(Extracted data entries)
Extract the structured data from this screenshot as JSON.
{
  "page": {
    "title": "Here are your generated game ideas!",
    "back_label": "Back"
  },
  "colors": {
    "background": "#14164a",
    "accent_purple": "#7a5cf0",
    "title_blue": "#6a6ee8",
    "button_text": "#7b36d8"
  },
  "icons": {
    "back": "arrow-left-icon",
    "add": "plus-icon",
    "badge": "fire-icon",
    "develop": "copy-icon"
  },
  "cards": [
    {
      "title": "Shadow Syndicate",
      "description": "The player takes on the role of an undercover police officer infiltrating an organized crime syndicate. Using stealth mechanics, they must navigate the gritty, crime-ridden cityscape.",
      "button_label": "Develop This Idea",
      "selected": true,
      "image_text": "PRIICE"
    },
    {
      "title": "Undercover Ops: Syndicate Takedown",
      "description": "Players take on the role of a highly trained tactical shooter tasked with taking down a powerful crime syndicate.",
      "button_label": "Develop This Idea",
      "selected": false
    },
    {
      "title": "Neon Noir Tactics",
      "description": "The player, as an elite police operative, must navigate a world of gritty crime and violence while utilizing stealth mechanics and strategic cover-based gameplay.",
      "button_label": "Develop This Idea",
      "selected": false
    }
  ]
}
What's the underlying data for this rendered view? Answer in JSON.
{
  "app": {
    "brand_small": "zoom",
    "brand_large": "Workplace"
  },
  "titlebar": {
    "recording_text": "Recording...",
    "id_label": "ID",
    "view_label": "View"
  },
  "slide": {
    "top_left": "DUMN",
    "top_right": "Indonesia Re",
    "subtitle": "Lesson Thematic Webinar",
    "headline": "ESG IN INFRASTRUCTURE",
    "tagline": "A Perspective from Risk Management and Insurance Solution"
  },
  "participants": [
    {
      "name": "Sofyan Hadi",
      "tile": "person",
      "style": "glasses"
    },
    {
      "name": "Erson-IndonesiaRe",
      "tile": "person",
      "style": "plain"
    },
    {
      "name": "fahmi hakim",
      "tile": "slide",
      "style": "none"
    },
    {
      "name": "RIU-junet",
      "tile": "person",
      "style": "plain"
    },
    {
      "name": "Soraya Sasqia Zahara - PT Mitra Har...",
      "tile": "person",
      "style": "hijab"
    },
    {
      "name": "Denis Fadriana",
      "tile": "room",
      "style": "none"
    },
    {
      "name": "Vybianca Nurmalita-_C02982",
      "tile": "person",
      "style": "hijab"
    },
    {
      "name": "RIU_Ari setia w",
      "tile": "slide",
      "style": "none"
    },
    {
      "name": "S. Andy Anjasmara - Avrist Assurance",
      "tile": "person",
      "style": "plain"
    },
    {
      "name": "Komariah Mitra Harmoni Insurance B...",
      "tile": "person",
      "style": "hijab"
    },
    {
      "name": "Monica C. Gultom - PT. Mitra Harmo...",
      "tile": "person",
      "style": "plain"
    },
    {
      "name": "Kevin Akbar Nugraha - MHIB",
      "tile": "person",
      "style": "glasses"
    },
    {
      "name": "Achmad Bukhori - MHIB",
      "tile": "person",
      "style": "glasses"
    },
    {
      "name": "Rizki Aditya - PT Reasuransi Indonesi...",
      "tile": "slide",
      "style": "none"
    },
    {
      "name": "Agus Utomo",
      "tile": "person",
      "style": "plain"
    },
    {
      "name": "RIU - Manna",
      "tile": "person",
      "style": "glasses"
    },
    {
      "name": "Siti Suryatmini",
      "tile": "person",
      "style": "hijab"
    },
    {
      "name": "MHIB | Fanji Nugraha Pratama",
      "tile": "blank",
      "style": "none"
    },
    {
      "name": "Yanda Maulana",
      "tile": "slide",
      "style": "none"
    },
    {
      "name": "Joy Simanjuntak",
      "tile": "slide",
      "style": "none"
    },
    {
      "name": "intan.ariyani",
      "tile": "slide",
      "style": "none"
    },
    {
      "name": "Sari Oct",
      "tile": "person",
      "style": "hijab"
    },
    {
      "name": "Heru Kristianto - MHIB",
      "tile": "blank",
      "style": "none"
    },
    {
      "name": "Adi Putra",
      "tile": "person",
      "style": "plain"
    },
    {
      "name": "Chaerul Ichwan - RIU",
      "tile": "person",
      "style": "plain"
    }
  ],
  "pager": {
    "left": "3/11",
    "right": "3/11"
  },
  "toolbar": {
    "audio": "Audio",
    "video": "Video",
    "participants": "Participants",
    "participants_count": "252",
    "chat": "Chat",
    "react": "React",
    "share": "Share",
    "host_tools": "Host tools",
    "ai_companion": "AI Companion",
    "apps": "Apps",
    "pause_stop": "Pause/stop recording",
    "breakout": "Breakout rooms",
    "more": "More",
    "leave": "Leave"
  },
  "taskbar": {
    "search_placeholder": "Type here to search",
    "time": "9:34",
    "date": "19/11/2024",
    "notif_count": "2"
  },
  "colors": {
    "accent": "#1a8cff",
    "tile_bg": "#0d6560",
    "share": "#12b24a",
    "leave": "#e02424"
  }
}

* DIRECTIONS FOR THIS TASK
Pick out every line with the string "Mitra" and copy it.

* RESPONSE BELOW
      "name": "Soraya Sasqia Zahara - PT Mitra Har...",
      "name": "Komariah Mitra Harmoni Insurance B...",
      "name": "Monica C. Gultom - PT. Mitra Harmo...",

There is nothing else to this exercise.